Work to be completed
Every record should be written out exactly, with the pictures left out.

Supplied entries
^^^^

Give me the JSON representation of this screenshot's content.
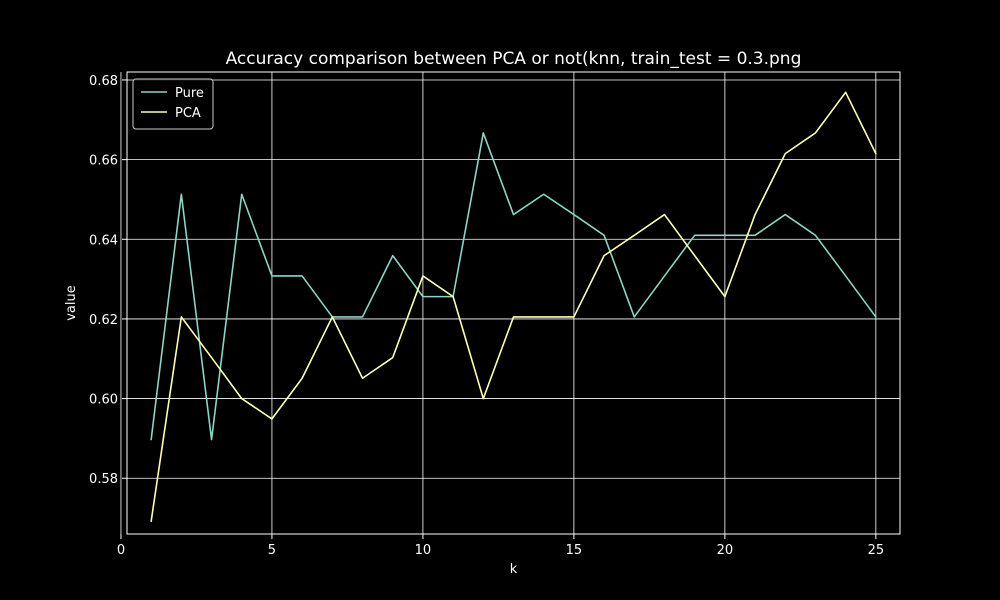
{
  "chart_data": {
    "type": "line",
    "title": "Accuracy comparison between PCA or not(knn, train_test = 0.3.png",
    "xlabel": "k",
    "ylabel": "value",
    "xlim": [
      0.2,
      25.8
    ],
    "ylim": [
      0.566,
      0.682
    ],
    "xticks": [
      0,
      5,
      10,
      15,
      20,
      25
    ],
    "xtick_labels": [
      "0",
      "5",
      "10",
      "15",
      "20",
      "25"
    ],
    "yticks": [
      0.58,
      0.6,
      0.62,
      0.64,
      0.66,
      0.68
    ],
    "ytick_labels": [
      "0.58",
      "0.60",
      "0.62",
      "0.64",
      "0.66",
      "0.68"
    ],
    "grid": true,
    "legend_position": "top-left",
    "x": [
      1,
      2,
      3,
      4,
      5,
      6,
      7,
      8,
      9,
      10,
      11,
      12,
      13,
      14,
      15,
      16,
      17,
      18,
      19,
      20,
      21,
      22,
      23,
      24,
      25
    ],
    "series": [
      {
        "name": "Pure",
        "color": "#8dd3c7",
        "values": [
          0.5897,
          0.6513,
          0.5897,
          0.6513,
          0.6308,
          0.6308,
          0.6205,
          0.6205,
          0.6359,
          0.6256,
          0.6256,
          0.6667,
          0.6462,
          0.6513,
          0.6462,
          0.641,
          0.6205,
          0.6308,
          0.641,
          0.641,
          0.641,
          0.6462,
          0.641,
          0.6308,
          0.6205
        ]
      },
      {
        "name": "PCA",
        "color": "#feffb3",
        "values": [
          0.5692,
          0.6205,
          0.6103,
          0.6,
          0.5949,
          0.6051,
          0.6205,
          0.6051,
          0.6103,
          0.6308,
          0.6256,
          0.6,
          0.6205,
          0.6205,
          0.6205,
          0.6359,
          0.641,
          0.6462,
          0.6359,
          0.6256,
          0.6462,
          0.6615,
          0.6667,
          0.6769,
          0.6615
        ]
      }
    ]
  }
}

^^^^

Written response
Give me the JSON representation of this screenshot's content.
{
  "chart_data": {
    "type": "line",
    "title": "Accuracy comparison between PCA or not(knn, train_test = 0.3.png",
    "xlabel": "k",
    "ylabel": "value",
    "xlim": [
      0.2,
      25.8
    ],
    "ylim": [
      0.566,
      0.682
    ],
    "xticks": [
      0,
      5,
      10,
      15,
      20,
      25
    ],
    "xtick_labels": [
      "0",
      "5",
      "10",
      "15",
      "20",
      "25"
    ],
    "yticks": [
      0.58,
      0.6,
      0.62,
      0.64,
      0.66,
      0.68
    ],
    "ytick_labels": [
      "0.58",
      "0.60",
      "0.62",
      "0.64",
      "0.66",
      "0.68"
    ],
    "grid": true,
    "legend_position": "top-left",
    "x": [
      1,
      2,
      3,
      4,
      5,
      6,
      7,
      8,
      9,
      10,
      11,
      12,
      13,
      14,
      15,
      16,
      17,
      18,
      19,
      20,
      21,
      22,
      23,
      24,
      25
    ],
    "series": [
      {
        "name": "Pure",
        "color": "#8dd3c7",
        "values": [
          0.5897,
          0.6513,
          0.5897,
          0.6513,
          0.6308,
          0.6308,
          0.6205,
          0.6205,
          0.6359,
          0.6256,
          0.6256,
          0.6667,
          0.6462,
          0.6513,
          0.6462,
          0.641,
          0.6205,
          0.6308,
          0.641,
          0.641,
          0.641,
          0.6462,
          0.641,
          0.6308,
          0.6205
        ]
      },
      {
        "name": "PCA",
        "color": "#feffb3",
        "values": [
          0.5692,
          0.6205,
          0.6103,
          0.6,
          0.5949,
          0.6051,
          0.6205,
          0.6051,
          0.6103,
          0.6308,
          0.6256,
          0.6,
          0.6205,
          0.6205,
          0.6205,
          0.6359,
          0.641,
          0.6462,
          0.6359,
          0.6256,
          0.6462,
          0.6615,
          0.6667,
          0.6769,
          0.6615
        ]
      }
    ]
  }
}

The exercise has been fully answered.